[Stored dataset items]
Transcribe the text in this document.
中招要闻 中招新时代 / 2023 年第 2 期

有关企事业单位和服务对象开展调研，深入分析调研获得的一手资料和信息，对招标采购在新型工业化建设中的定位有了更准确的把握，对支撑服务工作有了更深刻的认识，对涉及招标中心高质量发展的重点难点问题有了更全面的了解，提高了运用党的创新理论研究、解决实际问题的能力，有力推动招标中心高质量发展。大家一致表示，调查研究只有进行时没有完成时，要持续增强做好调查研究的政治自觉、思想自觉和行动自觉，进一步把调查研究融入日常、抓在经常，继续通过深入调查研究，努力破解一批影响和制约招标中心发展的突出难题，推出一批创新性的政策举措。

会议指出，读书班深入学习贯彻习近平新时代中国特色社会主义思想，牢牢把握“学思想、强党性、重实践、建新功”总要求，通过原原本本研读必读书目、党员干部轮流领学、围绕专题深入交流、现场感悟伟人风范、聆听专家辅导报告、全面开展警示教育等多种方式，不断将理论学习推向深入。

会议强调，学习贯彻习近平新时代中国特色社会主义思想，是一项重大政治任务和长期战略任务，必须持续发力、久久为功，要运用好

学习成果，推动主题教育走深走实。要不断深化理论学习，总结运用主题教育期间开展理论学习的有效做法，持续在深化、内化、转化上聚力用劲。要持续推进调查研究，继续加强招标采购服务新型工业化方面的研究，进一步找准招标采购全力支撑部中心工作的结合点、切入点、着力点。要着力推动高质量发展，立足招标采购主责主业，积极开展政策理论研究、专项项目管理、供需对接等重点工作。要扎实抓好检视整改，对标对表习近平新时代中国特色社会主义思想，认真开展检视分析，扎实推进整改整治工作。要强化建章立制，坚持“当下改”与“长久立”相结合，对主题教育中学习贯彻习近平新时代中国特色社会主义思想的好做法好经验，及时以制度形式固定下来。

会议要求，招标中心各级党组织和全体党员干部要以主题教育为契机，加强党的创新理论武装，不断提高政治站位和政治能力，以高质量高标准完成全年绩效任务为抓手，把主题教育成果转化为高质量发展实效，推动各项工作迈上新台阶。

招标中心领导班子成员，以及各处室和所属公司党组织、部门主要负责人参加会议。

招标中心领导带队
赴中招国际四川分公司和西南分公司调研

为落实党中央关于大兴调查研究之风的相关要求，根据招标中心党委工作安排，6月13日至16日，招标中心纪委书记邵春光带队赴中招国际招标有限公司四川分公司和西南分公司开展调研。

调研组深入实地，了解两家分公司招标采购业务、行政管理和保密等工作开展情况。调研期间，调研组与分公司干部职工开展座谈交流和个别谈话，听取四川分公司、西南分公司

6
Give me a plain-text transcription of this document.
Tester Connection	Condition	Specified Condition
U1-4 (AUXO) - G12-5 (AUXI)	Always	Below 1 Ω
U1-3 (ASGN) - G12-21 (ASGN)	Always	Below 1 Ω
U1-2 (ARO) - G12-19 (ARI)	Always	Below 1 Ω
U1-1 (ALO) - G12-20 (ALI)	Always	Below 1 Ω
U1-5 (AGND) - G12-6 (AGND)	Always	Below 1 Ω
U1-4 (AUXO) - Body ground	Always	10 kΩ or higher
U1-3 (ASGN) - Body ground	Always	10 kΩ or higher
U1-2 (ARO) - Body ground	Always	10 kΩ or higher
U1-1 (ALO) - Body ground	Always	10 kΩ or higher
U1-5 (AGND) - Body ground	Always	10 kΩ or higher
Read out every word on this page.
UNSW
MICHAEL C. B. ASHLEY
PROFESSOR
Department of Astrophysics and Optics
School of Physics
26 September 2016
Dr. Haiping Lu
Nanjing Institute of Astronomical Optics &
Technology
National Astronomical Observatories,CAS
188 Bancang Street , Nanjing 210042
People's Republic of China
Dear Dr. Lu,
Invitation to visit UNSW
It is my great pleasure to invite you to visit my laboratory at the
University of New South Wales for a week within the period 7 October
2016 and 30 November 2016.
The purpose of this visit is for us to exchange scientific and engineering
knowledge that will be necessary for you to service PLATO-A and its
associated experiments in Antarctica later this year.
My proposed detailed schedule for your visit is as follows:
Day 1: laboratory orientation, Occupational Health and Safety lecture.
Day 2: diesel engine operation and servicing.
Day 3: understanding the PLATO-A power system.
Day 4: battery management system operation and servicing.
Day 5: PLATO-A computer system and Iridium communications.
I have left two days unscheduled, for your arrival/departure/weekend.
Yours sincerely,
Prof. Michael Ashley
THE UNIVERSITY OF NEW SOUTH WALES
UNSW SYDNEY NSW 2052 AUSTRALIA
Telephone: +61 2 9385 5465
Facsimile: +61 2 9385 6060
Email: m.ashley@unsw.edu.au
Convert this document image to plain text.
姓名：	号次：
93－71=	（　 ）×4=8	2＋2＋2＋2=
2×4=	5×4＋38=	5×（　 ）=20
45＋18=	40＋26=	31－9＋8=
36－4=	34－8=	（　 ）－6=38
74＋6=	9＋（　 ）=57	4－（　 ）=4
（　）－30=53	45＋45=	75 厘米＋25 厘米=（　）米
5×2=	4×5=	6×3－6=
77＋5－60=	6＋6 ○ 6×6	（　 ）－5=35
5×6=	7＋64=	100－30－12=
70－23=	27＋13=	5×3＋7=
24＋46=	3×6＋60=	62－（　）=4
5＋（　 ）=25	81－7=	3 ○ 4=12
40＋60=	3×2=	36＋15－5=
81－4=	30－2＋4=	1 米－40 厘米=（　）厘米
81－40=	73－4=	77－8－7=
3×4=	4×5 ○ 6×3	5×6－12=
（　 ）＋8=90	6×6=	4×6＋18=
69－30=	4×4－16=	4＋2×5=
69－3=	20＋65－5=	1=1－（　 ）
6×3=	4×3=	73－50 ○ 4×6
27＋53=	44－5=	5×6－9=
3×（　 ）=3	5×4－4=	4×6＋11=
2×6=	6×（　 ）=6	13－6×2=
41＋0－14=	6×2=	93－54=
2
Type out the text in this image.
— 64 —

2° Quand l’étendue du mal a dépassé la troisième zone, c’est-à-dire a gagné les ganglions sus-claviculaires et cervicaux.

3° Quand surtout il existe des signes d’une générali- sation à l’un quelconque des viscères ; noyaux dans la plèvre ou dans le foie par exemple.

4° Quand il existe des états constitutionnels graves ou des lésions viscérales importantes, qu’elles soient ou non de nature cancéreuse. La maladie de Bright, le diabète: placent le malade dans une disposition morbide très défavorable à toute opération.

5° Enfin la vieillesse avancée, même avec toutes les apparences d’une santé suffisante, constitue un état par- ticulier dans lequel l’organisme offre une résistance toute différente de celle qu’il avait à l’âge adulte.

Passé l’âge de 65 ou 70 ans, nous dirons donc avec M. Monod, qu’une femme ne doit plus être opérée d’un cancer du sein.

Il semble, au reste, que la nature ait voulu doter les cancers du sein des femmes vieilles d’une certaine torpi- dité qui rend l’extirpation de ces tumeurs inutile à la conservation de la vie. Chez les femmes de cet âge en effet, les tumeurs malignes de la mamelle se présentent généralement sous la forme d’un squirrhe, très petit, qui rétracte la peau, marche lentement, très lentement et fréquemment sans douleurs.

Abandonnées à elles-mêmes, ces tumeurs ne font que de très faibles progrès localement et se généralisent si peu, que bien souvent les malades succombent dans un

* Given request
Identify the lines that contain the string "higher", and copy every one of them.

* The response
U1-4 (AUXO) - Body ground	Always	10 kΩ or higher
U1-3 (ASGN) - Body ground	Always	10 kΩ or higher
U1-2 (ARO) - Body ground	Always	10 kΩ or higher
U1-1 (ALO) - Body ground	Always	10 kΩ or higher
U1-5 (AGND) - Body ground	Always	10 kΩ or higher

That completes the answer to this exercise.